==== RECORDS SUPPLIED ====

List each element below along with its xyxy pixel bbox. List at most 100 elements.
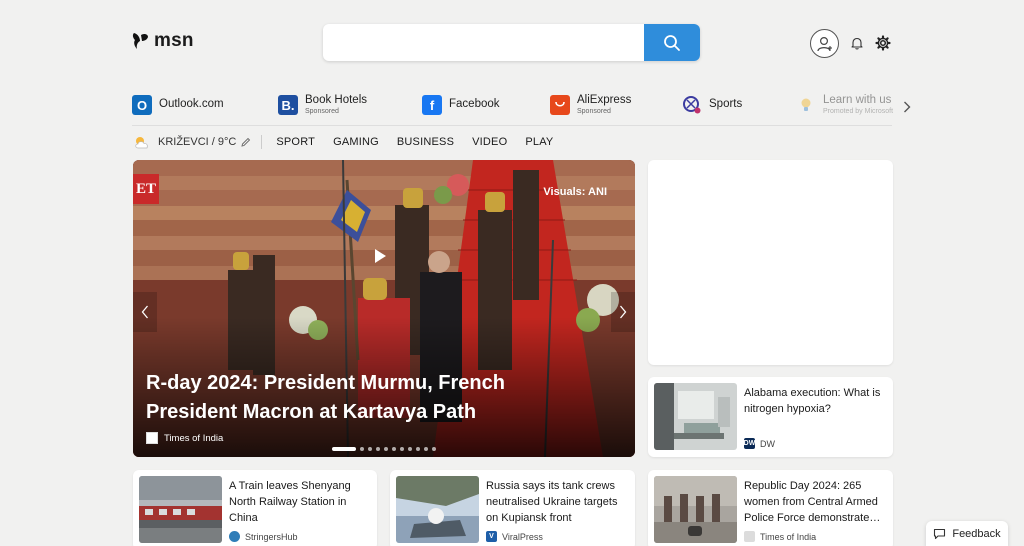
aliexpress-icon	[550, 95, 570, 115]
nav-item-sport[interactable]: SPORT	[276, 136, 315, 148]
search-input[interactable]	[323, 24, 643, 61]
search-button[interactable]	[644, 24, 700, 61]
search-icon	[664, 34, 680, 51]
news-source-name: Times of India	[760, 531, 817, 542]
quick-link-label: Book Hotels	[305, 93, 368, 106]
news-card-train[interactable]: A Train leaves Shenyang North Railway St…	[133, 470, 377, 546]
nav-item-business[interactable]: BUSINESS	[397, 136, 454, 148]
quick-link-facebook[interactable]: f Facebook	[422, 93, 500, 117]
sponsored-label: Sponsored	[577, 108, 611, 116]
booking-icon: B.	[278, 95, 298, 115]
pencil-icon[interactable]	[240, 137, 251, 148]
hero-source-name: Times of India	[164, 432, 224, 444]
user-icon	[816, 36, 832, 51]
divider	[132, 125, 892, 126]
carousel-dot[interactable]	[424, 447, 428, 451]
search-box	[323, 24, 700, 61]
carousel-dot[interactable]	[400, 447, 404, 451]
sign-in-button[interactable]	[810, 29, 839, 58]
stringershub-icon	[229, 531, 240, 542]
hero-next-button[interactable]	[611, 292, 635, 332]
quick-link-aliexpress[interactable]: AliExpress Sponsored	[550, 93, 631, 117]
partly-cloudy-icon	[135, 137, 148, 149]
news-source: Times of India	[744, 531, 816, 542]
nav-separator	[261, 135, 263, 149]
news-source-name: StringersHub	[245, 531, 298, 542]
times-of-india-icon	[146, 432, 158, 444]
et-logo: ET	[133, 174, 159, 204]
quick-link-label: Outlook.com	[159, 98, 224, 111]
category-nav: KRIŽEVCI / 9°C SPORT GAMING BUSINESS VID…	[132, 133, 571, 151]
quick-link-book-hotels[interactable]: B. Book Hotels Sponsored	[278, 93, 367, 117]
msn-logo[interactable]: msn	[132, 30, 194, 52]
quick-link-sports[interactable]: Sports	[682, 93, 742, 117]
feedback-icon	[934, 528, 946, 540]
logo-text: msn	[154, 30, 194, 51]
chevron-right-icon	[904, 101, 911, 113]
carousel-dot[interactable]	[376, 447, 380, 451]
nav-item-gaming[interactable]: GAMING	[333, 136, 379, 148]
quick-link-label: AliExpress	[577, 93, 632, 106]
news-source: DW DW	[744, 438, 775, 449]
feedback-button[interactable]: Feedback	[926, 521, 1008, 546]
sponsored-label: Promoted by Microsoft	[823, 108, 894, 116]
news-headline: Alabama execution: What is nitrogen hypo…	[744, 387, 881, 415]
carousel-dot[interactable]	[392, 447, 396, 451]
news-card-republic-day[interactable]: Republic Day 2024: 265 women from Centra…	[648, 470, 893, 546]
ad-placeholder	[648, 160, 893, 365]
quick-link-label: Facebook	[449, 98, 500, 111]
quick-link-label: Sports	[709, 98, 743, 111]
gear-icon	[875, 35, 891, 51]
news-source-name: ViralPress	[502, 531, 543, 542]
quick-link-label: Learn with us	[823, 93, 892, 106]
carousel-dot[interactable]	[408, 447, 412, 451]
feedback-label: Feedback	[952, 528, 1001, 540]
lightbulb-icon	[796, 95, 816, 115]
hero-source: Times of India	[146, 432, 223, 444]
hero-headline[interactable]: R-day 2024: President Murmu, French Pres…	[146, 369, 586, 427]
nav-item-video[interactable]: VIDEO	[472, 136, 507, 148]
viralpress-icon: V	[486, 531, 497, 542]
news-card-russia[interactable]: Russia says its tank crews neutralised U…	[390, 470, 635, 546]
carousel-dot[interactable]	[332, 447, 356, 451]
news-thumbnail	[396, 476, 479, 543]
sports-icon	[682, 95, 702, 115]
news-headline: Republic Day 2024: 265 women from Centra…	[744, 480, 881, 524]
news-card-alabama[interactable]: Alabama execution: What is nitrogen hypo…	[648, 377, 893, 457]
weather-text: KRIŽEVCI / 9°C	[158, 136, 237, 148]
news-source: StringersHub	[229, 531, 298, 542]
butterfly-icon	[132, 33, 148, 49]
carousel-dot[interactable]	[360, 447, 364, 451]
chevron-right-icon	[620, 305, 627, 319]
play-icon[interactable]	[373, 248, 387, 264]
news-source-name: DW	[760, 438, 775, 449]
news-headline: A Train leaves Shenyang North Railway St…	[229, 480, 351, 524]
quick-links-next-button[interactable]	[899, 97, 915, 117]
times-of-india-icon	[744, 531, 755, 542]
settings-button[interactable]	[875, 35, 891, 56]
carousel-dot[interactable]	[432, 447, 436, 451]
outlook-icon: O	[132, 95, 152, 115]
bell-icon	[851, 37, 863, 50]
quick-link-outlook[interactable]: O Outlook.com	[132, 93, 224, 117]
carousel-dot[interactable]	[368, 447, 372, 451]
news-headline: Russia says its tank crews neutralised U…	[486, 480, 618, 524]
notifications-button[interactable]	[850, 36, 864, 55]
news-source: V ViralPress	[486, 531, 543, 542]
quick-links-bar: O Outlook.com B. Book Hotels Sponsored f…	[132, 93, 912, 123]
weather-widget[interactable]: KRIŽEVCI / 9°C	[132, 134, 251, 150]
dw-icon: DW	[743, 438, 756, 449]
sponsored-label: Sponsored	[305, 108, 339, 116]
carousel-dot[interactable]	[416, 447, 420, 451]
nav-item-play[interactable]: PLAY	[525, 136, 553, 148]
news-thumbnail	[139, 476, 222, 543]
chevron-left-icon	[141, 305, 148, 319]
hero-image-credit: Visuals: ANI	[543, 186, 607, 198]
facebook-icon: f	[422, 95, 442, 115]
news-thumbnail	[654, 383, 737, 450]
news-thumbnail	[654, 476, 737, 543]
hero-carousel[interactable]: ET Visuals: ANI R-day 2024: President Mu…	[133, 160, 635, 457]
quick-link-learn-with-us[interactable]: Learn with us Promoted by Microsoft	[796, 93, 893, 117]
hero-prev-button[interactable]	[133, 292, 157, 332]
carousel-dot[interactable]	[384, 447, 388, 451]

====

#### BRIEF:
Find and show each line of the listing with the word "women".

#### WRITTEN REPLY:
news-card-republic-day[interactable]: Republic Day 2024: 265 women from Centra…	[648, 470, 893, 546]
news-headline: Republic Day 2024: 265 women from Centra…	[744, 480, 881, 524]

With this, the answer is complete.